Exactly reproduce each record listed below.

[BEGIN]

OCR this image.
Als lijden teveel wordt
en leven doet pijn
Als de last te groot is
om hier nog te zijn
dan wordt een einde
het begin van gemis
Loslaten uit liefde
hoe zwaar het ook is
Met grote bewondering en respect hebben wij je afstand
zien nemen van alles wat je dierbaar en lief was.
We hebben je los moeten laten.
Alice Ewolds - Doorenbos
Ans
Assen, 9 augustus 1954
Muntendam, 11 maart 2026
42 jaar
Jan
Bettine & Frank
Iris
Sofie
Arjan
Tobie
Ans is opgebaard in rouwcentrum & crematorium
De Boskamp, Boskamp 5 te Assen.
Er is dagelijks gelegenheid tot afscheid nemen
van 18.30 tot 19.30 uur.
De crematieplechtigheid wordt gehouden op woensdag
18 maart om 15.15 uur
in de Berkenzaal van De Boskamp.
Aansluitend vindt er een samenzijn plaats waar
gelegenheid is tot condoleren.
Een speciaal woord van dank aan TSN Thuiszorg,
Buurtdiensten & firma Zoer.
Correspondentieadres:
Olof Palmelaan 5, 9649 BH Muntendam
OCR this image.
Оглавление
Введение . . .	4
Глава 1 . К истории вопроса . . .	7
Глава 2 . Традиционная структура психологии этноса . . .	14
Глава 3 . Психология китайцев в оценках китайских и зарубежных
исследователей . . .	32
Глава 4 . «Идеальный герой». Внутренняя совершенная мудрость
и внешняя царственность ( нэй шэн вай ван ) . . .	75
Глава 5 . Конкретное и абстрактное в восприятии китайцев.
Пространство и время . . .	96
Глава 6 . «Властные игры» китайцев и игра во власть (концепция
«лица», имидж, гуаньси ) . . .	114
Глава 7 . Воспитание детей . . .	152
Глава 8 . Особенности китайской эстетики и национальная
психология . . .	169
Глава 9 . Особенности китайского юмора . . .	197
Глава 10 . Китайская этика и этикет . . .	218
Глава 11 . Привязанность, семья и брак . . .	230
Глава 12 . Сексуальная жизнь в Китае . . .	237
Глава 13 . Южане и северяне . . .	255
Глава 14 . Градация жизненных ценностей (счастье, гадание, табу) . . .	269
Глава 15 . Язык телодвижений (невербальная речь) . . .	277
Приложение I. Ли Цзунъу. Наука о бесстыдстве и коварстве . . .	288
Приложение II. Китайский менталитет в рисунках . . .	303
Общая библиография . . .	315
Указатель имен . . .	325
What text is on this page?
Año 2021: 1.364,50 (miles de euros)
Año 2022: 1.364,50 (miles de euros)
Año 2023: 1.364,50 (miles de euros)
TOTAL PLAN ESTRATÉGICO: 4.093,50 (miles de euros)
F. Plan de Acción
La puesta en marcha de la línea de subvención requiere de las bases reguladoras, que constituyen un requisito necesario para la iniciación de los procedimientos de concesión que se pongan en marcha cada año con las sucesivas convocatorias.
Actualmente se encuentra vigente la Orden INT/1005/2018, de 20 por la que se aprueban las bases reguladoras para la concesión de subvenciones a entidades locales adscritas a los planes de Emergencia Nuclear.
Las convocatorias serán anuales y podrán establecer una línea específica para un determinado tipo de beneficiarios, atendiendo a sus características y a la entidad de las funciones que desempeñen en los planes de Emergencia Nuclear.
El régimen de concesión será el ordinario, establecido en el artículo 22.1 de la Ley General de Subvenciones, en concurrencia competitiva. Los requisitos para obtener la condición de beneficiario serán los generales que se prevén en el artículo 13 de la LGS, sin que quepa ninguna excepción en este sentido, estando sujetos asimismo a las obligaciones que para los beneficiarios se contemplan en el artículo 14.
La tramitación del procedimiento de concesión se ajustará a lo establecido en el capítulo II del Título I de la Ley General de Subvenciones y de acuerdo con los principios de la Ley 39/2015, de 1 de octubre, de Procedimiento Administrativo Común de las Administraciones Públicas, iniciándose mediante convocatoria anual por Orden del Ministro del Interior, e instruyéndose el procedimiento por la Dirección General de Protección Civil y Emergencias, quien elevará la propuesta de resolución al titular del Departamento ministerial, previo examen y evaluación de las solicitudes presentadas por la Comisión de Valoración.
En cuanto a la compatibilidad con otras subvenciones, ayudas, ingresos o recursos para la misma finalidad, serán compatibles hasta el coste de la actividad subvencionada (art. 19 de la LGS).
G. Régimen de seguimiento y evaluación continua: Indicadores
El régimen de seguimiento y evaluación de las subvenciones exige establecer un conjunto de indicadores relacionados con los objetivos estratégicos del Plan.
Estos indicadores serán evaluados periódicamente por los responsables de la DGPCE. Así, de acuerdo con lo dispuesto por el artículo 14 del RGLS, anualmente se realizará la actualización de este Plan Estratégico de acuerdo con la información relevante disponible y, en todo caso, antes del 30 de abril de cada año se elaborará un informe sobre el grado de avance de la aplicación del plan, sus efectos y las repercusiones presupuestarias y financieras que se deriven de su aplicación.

[END]

THE ANSWER:
OCR this image.
Als lijden teveel wordt
en leven doet pijn
Als de last te groot is
om hier nog te zijn
dan wordt een einde
het begin van gemis
Loslaten uit liefde
hoe zwaar het ook is
Met grote bewondering en respect hebben wij je afstand
zien nemen van alles wat je dierbaar en lief was.
We hebben je los moeten laten.
Alice Ewolds - Doorenbos
Ans
Assen, 9 augustus 1954
Muntendam, 11 maart 2026
42 jaar
Jan
Bettine & Frank
Iris
Sofie
Arjan
Tobie
Ans is opgebaard in rouwcentrum & crematorium
De Boskamp, Boskamp 5 te Assen.
Er is dagelijks gelegenheid tot afscheid nemen
van 18.30 tot 19.30 uur.
De crematieplechtigheid wordt gehouden op woensdag
18 maart om 15.15 uur
in de Berkenzaal van De Boskamp.
Aansluitend vindt er een samenzijn plaats waar
gelegenheid is tot condoleren.
Een speciaal woord van dank aan TSN Thuiszorg,
Buurtdiensten & firma Zoer.
Correspondentieadres:
Olof Palmelaan 5, 9649 BH Muntendam
OCR this image.
Оглавление
Введение . . .	4
Глава 1 . К истории вопроса . . .	7
Глава 2 . Традиционная структура психологии этноса . . .	14
Глава 3 . Психология китайцев в оценках китайских и зарубежных
исследователей . . .	32
Глава 4 . «Идеальный герой». Внутренняя совершенная мудрость
и внешняя царственность ( нэй шэн вай ван ) . . .	75
Глава 5 . Конкретное и абстрактное в восприятии китайцев.
Пространство и время . . .	96
Глава 6 . «Властные игры» китайцев и игра во власть (концепция
«лица», имидж, гуаньси ) . . .	114
Глава 7 . Воспитание детей . . .	152
Глава 8 . Особенности китайской эстетики и национальная
психология . . .	169
Глава 9 . Особенности китайского юмора . . .	197
Глава 10 . Китайская этика и этикет . . .	218
Глава 11 . Привязанность, семья и брак . . .	230
Глава 12 . Сексуальная жизнь в Китае . . .	237
Глава 13 . Южане и северяне . . .	255
Глава 14 . Градация жизненных ценностей (счастье, гадание, табу) . . .	269
Глава 15 . Язык телодвижений (невербальная речь) . . .	277
Приложение I. Ли Цзунъу. Наука о бесстыдстве и коварстве . . .	288
Приложение II. Китайский менталитет в рисунках . . .	303
Общая библиография . . .	315
Указатель имен . . .	325
What text is on this page?
Año 2021: 1.364,50 (miles de euros)
Año 2022: 1.364,50 (miles de euros)
Año 2023: 1.364,50 (miles de euros)
TOTAL PLAN ESTRATÉGICO: 4.093,50 (miles de euros)
F. Plan de Acción
La puesta en marcha de la línea de subvención requiere de las bases reguladoras, que constituyen un requisito necesario para la iniciación de los procedimientos de concesión que se pongan en marcha cada año con las sucesivas convocatorias.
Actualmente se encuentra vigente la Orden INT/1005/2018, de 20 por la que se aprueban las bases reguladoras para la concesión de subvenciones a entidades locales adscritas a los planes de Emergencia Nuclear.
Las convocatorias serán anuales y podrán establecer una línea específica para un determinado tipo de beneficiarios, atendiendo a sus características y a la entidad de las funciones que desempeñen en los planes de Emergencia Nuclear.
El régimen de concesión será el ordinario, establecido en el artículo 22.1 de la Ley General de Subvenciones, en concurrencia competitiva. Los requisitos para obtener la condición de beneficiario serán los generales que se prevén en el artículo 13 de la LGS, sin que quepa ninguna excepción en este sentido, estando sujetos asimismo a las obligaciones que para los beneficiarios se contemplan en el artículo 14.
La tramitación del procedimiento de concesión se ajustará a lo establecido en el capítulo II del Título I de la Ley General de Subvenciones y de acuerdo con los principios de la Ley 39/2015, de 1 de octubre, de Procedimiento Administrativo Común de las Administraciones Públicas, iniciándose mediante convocatoria anual por Orden del Ministro del Interior, e instruyéndose el procedimiento por la Dirección General de Protección Civil y Emergencias, quien elevará la propuesta de resolución al titular del Departamento ministerial, previo examen y evaluación de las solicitudes presentadas por la Comisión de Valoración.
En cuanto a la compatibilidad con otras subvenciones, ayudas, ingresos o recursos para la misma finalidad, serán compatibles hasta el coste de la actividad subvencionada (art. 19 de la LGS).
G. Régimen de seguimiento y evaluación continua: Indicadores
El régimen de seguimiento y evaluación de las subvenciones exige establecer un conjunto de indicadores relacionados con los objetivos estratégicos del Plan.
Estos indicadores serán evaluados periódicamente por los responsables de la DGPCE. Así, de acuerdo con lo dispuesto por el artículo 14 del RGLS, anualmente se realizará la actualización de este Plan Estratégico de acuerdo con la información relevante disponible y, en todo caso, antes del 30 de abril de cada año se elaborará un informe sobre el grado de avance de la aplicación del plan, sus efectos y las repercusiones presupuestarias y financieras que se deriven de su aplicación.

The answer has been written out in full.